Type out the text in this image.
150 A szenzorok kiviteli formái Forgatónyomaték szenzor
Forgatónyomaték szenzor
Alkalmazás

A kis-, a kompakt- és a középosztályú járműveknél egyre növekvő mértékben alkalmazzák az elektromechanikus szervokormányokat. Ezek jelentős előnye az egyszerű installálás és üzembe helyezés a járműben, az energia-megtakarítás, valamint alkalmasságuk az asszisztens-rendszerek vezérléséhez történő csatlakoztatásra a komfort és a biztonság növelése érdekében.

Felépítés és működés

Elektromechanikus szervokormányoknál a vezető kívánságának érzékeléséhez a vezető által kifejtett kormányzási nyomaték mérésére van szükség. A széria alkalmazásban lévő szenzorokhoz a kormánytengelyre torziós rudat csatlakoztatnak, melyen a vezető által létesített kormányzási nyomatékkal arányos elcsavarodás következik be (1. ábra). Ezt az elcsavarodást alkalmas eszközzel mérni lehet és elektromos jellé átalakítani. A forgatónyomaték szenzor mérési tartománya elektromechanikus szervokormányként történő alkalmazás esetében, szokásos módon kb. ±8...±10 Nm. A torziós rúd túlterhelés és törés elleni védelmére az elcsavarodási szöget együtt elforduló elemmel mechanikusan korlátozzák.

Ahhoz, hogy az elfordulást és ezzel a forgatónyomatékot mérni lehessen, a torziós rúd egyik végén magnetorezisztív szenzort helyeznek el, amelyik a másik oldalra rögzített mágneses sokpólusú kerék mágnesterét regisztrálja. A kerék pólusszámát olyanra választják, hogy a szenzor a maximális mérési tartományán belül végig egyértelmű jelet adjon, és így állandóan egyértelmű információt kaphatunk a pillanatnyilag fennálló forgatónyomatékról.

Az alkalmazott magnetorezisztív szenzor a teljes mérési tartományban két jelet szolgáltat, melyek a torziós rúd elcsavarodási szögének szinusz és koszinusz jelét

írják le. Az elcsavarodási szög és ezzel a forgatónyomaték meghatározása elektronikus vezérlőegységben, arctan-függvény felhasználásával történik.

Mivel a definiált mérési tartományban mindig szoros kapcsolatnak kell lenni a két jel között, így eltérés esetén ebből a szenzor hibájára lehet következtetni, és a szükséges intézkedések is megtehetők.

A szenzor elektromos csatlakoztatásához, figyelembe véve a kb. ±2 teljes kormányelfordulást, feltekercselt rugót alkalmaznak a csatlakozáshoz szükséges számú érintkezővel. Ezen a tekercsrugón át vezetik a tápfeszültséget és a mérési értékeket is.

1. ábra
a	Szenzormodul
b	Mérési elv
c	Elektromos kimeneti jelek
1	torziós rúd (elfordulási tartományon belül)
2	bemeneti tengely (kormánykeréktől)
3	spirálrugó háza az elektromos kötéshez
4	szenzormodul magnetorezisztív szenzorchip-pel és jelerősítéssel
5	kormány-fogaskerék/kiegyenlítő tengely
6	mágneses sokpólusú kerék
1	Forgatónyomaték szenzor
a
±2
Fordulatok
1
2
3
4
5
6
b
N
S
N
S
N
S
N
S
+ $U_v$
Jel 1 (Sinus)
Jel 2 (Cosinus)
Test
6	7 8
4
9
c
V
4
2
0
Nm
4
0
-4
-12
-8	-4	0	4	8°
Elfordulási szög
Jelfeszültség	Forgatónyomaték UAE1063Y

================

• [What to work on]:
List all lines in the material containing the string "sokpólusú".

• [Response for this exercise]:
Ahhoz, hogy az elfordulást és ezzel a forgatónyomatékot mérni lehessen, a torziós rúd egyik végén magnetorezisztív szenzort helyeznek el, amelyik a másik oldalra rögzített mágneses sokpólusú kerék mágnesterét regisztrálja. A kerék pólusszámát olyanra választják, hogy a szenzor a maximális mérési tartományán belül végig egyértelmű jelet adjon, és így állandóan egyértelmű információt kaphatunk a pillanatnyilag fennálló forgatónyomatékról.
6	mágneses sokpólusú kerék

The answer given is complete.